┌────────

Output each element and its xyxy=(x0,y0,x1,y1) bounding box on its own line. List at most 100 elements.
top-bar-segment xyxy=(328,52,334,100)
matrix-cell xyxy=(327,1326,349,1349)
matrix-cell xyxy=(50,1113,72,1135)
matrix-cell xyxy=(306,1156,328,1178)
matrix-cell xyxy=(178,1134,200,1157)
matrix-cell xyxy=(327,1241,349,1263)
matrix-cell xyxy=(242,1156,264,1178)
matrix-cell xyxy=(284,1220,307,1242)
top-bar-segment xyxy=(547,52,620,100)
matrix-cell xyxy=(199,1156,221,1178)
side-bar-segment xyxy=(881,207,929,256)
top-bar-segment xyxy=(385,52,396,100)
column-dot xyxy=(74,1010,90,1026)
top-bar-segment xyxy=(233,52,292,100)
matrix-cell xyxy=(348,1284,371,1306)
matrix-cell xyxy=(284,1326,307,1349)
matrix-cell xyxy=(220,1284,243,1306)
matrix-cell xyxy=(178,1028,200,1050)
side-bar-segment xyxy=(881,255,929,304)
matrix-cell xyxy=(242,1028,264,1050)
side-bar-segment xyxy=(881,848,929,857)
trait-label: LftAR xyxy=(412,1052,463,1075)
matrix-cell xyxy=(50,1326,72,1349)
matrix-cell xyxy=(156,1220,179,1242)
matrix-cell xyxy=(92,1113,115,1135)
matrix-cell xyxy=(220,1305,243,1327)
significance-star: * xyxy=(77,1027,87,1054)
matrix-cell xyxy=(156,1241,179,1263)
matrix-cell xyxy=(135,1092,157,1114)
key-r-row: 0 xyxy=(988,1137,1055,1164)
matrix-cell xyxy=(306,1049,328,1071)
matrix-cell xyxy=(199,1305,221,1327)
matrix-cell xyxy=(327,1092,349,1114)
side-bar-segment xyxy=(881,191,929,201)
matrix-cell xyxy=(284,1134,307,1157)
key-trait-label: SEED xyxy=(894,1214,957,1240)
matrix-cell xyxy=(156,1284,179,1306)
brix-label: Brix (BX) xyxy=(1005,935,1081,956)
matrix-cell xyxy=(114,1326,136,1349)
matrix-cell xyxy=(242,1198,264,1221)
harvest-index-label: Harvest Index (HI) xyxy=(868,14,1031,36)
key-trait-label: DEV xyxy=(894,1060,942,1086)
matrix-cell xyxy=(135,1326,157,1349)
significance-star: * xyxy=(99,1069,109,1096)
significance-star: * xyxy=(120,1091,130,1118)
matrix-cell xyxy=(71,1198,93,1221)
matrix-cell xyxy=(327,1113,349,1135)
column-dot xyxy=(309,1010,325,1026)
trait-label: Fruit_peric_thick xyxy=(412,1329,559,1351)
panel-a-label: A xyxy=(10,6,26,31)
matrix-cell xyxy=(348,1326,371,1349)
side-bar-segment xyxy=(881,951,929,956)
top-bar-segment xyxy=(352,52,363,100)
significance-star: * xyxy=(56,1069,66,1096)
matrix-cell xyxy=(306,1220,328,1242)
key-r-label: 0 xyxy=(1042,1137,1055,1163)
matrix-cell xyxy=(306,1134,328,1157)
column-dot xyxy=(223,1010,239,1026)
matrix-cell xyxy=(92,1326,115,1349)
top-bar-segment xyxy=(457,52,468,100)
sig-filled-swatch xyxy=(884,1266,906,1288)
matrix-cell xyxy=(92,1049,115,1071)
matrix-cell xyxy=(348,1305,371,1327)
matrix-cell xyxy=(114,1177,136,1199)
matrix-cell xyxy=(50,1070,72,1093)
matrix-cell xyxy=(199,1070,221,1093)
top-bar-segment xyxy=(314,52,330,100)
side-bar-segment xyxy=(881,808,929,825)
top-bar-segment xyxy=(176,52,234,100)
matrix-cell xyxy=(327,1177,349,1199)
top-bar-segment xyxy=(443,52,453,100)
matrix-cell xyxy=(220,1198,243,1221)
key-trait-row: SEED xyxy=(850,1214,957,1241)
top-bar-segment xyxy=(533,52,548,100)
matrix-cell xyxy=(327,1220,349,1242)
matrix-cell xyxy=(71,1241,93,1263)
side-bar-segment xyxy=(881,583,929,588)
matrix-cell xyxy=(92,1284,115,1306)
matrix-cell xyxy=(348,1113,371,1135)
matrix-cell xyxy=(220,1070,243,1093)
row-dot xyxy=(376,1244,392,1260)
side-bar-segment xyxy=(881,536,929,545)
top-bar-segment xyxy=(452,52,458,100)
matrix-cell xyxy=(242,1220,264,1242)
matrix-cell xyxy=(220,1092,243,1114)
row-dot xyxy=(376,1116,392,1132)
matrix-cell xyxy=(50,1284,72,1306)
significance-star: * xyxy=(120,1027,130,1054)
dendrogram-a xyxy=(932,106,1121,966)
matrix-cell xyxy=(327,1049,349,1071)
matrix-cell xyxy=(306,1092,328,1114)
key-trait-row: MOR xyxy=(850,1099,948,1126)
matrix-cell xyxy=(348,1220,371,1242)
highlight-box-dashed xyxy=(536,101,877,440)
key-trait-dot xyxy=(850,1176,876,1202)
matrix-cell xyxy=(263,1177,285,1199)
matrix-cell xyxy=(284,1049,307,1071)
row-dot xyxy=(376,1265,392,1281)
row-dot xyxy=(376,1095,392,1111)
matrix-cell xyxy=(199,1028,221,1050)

└────────
┌────────

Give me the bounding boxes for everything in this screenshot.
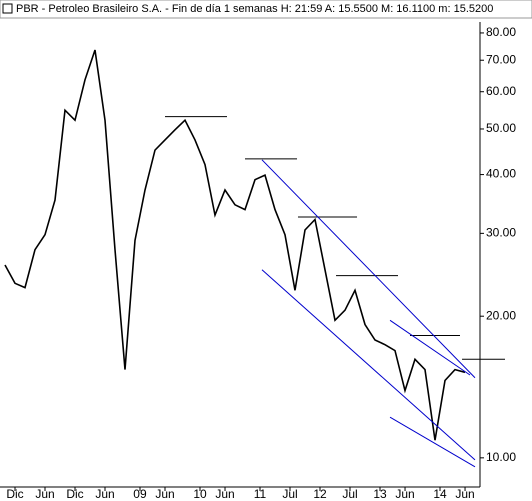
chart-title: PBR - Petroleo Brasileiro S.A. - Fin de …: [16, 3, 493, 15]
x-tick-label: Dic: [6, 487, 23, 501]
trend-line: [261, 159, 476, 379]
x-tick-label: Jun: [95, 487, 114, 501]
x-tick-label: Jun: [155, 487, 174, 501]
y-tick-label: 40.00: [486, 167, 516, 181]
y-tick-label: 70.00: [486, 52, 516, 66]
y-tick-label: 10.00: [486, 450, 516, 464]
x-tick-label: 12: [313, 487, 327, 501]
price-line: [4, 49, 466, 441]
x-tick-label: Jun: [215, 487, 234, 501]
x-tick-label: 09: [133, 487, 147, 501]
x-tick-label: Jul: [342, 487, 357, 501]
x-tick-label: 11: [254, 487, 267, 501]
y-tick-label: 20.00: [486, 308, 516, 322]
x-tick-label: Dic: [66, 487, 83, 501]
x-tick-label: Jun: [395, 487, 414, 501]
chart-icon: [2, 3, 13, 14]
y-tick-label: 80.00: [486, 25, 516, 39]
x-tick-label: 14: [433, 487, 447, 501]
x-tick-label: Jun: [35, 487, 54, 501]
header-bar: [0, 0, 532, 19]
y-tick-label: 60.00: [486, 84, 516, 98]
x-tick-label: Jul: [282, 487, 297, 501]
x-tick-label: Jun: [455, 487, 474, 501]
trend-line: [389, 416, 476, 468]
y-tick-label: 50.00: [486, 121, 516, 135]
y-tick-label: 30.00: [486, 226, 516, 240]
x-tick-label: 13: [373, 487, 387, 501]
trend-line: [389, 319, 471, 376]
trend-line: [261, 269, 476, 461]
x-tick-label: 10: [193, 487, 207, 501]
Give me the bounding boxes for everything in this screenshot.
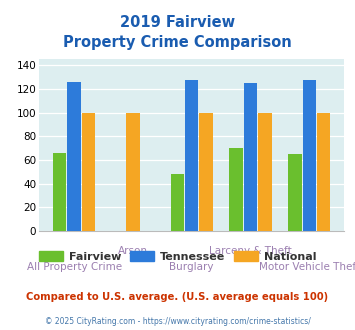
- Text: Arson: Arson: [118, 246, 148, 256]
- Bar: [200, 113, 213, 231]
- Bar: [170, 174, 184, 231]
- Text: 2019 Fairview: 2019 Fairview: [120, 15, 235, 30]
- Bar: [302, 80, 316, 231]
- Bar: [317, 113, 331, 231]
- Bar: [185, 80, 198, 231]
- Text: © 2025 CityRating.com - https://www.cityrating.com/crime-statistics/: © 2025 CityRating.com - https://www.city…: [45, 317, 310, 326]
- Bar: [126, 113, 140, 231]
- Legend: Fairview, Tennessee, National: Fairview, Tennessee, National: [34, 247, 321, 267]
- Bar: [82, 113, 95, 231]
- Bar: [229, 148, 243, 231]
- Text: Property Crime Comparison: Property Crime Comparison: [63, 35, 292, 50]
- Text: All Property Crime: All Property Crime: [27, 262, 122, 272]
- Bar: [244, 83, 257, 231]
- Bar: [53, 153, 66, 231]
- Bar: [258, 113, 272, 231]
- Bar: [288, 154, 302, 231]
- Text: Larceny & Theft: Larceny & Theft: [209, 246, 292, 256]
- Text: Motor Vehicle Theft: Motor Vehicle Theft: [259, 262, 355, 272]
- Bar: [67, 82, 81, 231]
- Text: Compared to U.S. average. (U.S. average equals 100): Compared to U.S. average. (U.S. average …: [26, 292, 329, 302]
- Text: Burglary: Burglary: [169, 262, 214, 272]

└────────
┌────────

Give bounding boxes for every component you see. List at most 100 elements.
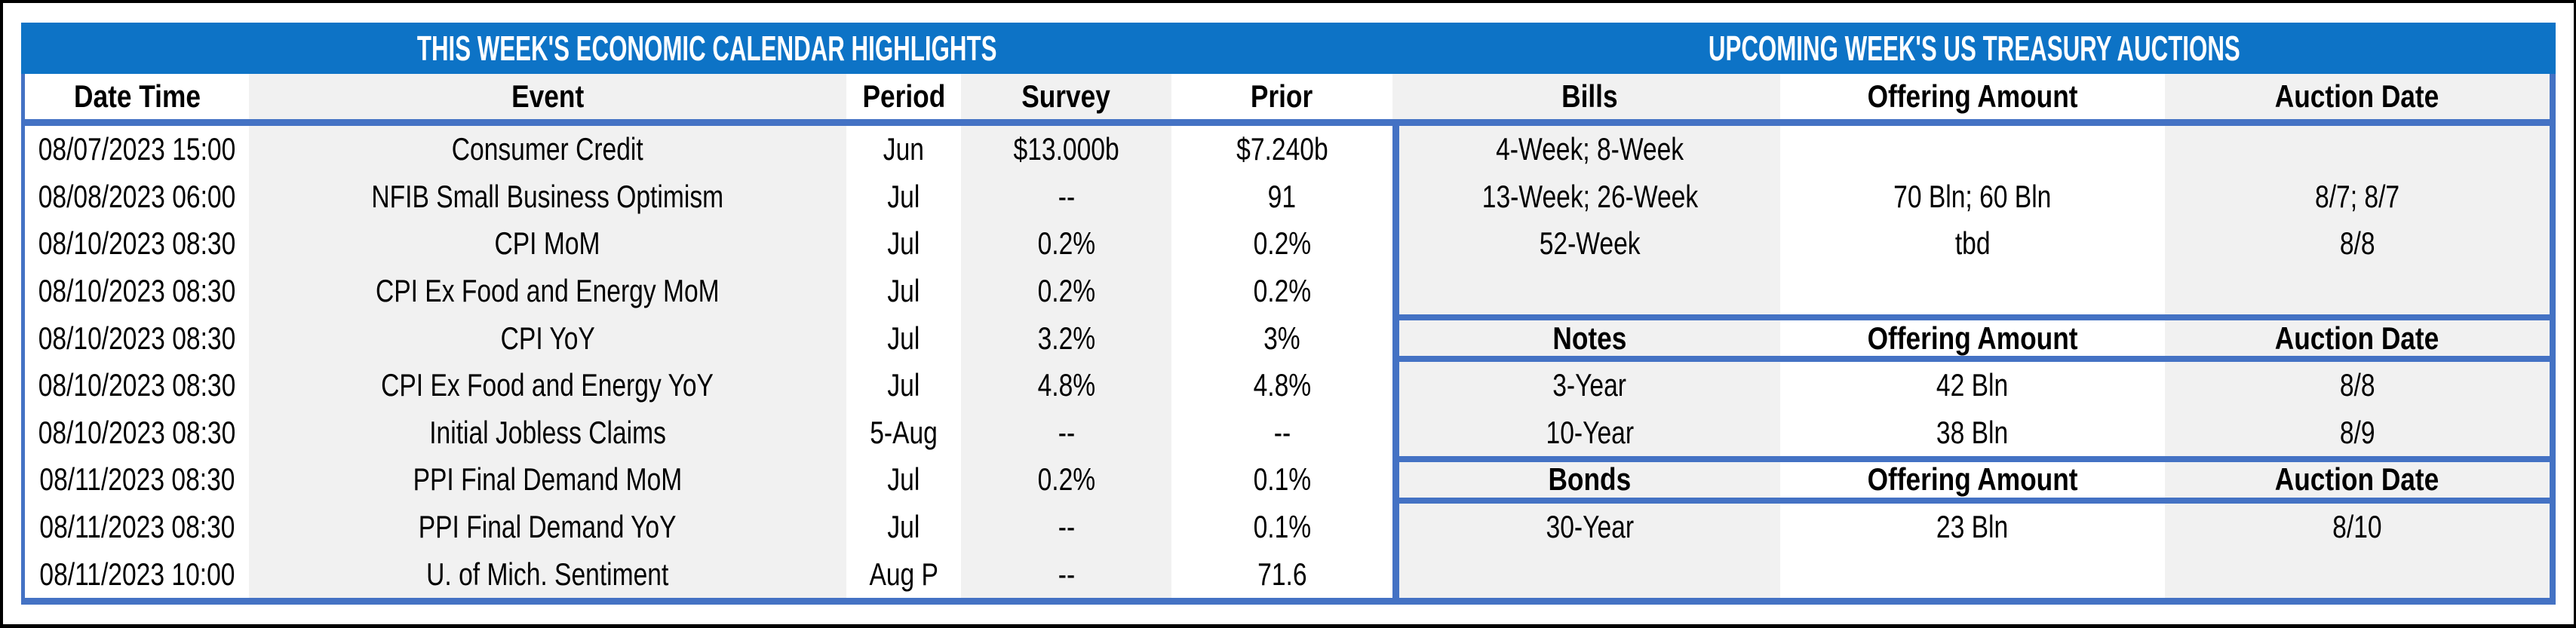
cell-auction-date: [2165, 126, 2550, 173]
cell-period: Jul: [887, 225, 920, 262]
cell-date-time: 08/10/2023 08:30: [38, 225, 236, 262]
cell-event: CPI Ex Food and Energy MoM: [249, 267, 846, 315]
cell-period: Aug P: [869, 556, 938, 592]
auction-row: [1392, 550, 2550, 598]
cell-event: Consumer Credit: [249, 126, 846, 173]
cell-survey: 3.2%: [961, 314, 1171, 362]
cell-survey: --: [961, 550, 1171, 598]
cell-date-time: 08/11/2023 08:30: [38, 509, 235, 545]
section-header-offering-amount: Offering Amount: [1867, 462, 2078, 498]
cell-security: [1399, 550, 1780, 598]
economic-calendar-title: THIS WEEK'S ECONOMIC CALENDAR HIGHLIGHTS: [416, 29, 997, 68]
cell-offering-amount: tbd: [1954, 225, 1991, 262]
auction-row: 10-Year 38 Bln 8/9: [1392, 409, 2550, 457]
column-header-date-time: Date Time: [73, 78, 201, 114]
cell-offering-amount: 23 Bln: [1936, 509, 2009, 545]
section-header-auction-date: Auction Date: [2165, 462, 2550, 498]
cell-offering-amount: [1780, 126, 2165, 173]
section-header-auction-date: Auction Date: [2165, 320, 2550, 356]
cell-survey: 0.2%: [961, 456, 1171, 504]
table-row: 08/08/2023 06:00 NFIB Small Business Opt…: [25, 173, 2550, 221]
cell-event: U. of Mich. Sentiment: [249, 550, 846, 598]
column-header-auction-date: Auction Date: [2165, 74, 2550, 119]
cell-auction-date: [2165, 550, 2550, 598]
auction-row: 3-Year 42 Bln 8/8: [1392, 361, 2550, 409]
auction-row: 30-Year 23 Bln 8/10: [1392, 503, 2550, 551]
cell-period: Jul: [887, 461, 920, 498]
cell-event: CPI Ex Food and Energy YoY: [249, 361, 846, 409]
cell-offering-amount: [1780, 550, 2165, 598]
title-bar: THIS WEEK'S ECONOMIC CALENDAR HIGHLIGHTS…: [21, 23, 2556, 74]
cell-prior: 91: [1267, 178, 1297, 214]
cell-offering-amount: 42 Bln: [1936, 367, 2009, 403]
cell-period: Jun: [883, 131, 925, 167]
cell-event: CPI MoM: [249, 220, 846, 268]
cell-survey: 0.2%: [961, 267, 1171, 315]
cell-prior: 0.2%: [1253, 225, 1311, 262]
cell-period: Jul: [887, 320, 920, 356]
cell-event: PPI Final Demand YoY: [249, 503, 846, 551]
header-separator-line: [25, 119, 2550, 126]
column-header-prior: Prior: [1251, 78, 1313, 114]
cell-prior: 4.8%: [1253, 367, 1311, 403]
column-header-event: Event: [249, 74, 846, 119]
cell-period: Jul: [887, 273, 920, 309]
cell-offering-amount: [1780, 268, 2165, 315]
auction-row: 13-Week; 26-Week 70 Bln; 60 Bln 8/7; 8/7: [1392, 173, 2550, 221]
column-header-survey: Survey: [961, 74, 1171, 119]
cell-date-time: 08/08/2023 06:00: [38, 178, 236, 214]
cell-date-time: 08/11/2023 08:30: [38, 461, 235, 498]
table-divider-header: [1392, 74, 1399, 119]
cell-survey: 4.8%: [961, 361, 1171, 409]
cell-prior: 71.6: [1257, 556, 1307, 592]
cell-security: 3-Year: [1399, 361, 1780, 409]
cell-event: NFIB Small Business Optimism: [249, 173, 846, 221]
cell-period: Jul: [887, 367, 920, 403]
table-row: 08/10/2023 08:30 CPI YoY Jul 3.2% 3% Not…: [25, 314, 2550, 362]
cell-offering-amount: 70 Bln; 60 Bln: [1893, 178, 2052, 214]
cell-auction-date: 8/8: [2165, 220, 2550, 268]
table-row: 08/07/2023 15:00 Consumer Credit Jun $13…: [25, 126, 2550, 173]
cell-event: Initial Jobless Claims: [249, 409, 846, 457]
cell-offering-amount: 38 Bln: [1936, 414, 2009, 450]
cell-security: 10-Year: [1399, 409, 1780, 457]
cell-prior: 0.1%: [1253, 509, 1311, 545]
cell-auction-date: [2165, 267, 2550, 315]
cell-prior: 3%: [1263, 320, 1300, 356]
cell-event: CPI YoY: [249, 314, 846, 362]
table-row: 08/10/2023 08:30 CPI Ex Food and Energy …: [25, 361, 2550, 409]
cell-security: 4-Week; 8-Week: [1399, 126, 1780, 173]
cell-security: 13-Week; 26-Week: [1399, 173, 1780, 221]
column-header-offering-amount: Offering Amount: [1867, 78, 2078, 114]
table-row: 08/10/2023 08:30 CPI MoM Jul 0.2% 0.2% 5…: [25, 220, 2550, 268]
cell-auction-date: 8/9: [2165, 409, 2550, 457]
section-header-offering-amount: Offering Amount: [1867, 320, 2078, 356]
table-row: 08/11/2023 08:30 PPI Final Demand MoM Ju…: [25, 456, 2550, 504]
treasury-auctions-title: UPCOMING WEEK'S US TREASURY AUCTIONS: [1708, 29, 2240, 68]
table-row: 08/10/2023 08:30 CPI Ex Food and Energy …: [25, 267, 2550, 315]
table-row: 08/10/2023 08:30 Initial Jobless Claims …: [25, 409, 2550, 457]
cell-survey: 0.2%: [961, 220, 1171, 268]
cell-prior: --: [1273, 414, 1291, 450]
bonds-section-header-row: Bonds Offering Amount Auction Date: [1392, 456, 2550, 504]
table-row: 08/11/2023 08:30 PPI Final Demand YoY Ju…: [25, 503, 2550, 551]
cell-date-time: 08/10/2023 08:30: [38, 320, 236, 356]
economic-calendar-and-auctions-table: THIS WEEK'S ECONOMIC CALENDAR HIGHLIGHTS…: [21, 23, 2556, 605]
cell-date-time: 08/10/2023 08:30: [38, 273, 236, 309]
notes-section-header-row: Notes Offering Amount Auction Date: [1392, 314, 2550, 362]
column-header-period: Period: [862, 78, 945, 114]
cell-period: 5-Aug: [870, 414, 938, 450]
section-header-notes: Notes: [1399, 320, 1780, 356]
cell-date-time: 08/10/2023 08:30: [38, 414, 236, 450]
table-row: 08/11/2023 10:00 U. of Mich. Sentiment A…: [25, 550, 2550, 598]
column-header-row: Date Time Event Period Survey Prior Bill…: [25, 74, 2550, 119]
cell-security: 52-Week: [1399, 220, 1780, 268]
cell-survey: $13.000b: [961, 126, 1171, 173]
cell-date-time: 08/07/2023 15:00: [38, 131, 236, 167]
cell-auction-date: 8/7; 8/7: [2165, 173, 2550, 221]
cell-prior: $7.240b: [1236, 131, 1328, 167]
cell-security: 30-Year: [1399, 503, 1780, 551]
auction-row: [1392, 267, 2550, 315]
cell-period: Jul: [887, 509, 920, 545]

└────────

- BRIEF:
Pull out each line of the entries above that contains the string "Sentiment", and copy those lines as they appear.

- SOLVED EXERCISE:
cell-event: U. of Mich. Sentiment: [249, 550, 846, 598]
table-row: 08/11/2023 10:00 U. of Mich. Sentiment A…: [25, 550, 2550, 598]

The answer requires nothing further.